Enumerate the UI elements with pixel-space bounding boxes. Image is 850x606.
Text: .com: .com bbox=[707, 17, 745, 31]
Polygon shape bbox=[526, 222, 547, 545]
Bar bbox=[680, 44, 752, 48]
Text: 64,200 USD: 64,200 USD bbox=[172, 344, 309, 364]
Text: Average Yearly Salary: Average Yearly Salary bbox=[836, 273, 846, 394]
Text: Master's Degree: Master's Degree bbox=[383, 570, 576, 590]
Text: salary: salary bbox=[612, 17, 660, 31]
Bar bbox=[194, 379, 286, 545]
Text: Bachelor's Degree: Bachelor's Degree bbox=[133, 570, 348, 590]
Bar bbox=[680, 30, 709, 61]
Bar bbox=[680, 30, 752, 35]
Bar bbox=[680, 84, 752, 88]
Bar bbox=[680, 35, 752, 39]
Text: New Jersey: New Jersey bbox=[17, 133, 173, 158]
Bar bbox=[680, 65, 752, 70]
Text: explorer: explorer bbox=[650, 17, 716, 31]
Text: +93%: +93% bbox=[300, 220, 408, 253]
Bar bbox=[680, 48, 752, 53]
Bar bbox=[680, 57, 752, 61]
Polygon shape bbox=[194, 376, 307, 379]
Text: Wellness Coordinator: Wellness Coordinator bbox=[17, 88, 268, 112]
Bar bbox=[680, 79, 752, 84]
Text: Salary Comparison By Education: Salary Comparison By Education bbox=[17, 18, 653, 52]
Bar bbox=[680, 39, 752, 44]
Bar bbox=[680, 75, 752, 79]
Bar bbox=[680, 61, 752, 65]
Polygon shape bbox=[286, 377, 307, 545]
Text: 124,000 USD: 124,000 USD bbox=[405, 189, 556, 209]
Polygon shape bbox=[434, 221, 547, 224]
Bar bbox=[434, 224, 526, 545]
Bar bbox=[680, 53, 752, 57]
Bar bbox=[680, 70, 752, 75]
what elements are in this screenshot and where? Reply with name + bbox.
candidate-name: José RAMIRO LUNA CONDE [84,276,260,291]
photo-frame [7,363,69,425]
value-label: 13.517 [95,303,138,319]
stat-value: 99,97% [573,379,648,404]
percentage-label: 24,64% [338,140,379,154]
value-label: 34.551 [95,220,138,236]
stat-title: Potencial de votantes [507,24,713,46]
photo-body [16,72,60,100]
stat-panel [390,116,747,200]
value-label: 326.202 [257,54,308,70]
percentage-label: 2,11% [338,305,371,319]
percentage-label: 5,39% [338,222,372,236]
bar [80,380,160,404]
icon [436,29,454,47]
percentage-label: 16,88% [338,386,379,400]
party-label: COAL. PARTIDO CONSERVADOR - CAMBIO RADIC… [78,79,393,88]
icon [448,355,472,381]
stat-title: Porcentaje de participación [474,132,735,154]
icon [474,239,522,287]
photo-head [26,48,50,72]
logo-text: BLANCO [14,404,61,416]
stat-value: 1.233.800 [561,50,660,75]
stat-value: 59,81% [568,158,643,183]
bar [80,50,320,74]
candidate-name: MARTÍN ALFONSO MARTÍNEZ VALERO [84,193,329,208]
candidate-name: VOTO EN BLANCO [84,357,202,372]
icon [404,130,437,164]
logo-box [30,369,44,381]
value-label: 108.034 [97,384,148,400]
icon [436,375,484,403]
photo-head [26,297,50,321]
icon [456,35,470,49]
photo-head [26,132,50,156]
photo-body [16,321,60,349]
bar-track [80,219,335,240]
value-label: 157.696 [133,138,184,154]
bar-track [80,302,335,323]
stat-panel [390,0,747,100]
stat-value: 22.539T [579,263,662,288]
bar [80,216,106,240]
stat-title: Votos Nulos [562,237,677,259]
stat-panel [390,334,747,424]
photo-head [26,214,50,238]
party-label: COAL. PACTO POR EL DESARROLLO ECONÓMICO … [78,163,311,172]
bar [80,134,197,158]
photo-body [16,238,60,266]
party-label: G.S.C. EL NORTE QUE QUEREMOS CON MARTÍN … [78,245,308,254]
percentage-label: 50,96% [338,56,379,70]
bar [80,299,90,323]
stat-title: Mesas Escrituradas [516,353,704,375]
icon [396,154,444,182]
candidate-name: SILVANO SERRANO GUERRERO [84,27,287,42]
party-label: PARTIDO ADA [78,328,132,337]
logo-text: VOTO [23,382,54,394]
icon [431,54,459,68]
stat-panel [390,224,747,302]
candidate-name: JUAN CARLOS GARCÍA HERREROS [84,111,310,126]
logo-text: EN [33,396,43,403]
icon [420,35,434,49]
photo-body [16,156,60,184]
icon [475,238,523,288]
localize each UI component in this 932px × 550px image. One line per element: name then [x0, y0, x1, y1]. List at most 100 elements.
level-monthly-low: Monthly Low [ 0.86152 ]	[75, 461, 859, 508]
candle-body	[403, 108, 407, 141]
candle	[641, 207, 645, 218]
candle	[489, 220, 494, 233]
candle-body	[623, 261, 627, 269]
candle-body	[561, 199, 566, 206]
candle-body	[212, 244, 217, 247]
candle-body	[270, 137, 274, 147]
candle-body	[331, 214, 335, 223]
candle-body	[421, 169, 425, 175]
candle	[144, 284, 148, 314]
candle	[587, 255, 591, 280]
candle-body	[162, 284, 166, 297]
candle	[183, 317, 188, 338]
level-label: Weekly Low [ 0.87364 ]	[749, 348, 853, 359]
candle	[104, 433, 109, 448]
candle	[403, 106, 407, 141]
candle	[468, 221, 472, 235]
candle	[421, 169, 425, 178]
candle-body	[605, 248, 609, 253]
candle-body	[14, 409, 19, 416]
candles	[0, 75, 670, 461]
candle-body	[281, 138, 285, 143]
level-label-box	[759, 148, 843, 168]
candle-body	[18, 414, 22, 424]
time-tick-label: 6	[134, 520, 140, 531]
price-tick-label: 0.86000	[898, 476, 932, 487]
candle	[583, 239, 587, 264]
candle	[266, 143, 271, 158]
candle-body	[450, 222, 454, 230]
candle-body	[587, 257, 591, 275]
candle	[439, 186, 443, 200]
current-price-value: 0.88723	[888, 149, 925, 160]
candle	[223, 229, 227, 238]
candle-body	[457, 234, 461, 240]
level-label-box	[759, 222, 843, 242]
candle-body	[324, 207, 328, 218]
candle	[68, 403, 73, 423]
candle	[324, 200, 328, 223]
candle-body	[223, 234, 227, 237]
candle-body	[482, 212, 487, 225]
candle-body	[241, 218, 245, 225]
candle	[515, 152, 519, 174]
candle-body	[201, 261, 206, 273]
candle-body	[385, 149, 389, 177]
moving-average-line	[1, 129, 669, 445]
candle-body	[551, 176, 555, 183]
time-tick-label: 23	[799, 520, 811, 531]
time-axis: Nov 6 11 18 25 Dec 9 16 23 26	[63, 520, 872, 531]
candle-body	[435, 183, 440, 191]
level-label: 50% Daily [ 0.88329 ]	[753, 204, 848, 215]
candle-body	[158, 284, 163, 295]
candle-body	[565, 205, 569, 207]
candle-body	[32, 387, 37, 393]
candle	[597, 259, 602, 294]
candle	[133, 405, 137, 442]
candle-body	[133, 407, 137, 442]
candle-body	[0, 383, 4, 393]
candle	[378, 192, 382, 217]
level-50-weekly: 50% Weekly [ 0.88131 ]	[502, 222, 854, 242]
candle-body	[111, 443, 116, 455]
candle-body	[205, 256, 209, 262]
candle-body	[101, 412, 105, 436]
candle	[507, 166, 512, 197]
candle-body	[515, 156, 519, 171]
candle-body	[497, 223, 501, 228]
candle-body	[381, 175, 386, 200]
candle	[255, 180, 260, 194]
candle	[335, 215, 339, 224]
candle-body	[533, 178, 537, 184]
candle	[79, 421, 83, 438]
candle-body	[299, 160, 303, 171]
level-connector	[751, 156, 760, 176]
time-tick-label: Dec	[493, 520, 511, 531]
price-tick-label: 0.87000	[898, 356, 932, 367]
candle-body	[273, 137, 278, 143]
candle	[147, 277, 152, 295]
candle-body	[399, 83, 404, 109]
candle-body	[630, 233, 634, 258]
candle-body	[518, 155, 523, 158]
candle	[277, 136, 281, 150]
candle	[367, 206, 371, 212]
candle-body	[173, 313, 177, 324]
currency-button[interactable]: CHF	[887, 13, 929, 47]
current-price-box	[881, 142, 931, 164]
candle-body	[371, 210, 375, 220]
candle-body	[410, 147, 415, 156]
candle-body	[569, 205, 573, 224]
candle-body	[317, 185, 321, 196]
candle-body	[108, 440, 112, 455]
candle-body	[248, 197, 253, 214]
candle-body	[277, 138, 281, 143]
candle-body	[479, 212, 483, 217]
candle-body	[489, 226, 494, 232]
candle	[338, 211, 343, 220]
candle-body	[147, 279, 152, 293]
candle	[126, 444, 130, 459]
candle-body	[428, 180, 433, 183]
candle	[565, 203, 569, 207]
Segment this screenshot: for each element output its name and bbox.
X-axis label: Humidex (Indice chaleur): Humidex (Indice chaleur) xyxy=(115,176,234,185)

· · · · ·

*CONSIGNE:* Réécrivez la partie du matériel qui commence au début et se termine par la ligne contenant « photo-frame [7,363,69,425] », incluse. Changez « New Jersey » en « New York » et laissez tout le reste identique.

*RÉPONSE RÉDIGÉE:*
Enumerate the UI elements with pixel-space bounding boxes. Image is 850x606.
Text: .com: .com bbox=[707, 17, 745, 31]
Polygon shape bbox=[526, 222, 547, 545]
Bar bbox=[680, 44, 752, 48]
Text: 64,200 USD: 64,200 USD bbox=[172, 344, 309, 364]
Text: Average Yearly Salary: Average Yearly Salary bbox=[836, 273, 846, 394]
Text: Master's Degree: Master's Degree bbox=[383, 570, 576, 590]
Text: salary: salary bbox=[612, 17, 660, 31]
Bar bbox=[194, 379, 286, 545]
Text: Bachelor's Degree: Bachelor's Degree bbox=[133, 570, 348, 590]
Bar bbox=[680, 30, 709, 61]
Bar bbox=[680, 30, 752, 35]
Bar bbox=[680, 84, 752, 88]
Bar bbox=[680, 35, 752, 39]
Text: New York: New York bbox=[17, 133, 173, 158]
Bar bbox=[680, 65, 752, 70]
Text: explorer: explorer bbox=[650, 17, 716, 31]
Text: +93%: +93% bbox=[300, 220, 408, 253]
Bar bbox=[680, 48, 752, 53]
Bar bbox=[680, 57, 752, 61]
Polygon shape bbox=[194, 376, 307, 379]
Text: Wellness Coordinator: Wellness Coordinator bbox=[17, 88, 268, 112]
Bar bbox=[680, 79, 752, 84]
Text: Salary Comparison By Education: Salary Comparison By Education bbox=[17, 18, 653, 52]
Bar bbox=[680, 39, 752, 44]
Bar bbox=[680, 75, 752, 79]
Bar bbox=[680, 61, 752, 65]
Polygon shape bbox=[286, 377, 307, 545]
Text: 124,000 USD: 124,000 USD bbox=[405, 189, 556, 209]
Polygon shape bbox=[434, 221, 547, 224]
Bar bbox=[434, 224, 526, 545]
Bar bbox=[680, 53, 752, 57]
Bar bbox=[680, 70, 752, 75]
what elements are in this screenshot and where? Reply with name + bbox.
candidate-name: José RAMIRO LUNA CONDE [84,276,260,291]
photo-frame [7,363,69,425]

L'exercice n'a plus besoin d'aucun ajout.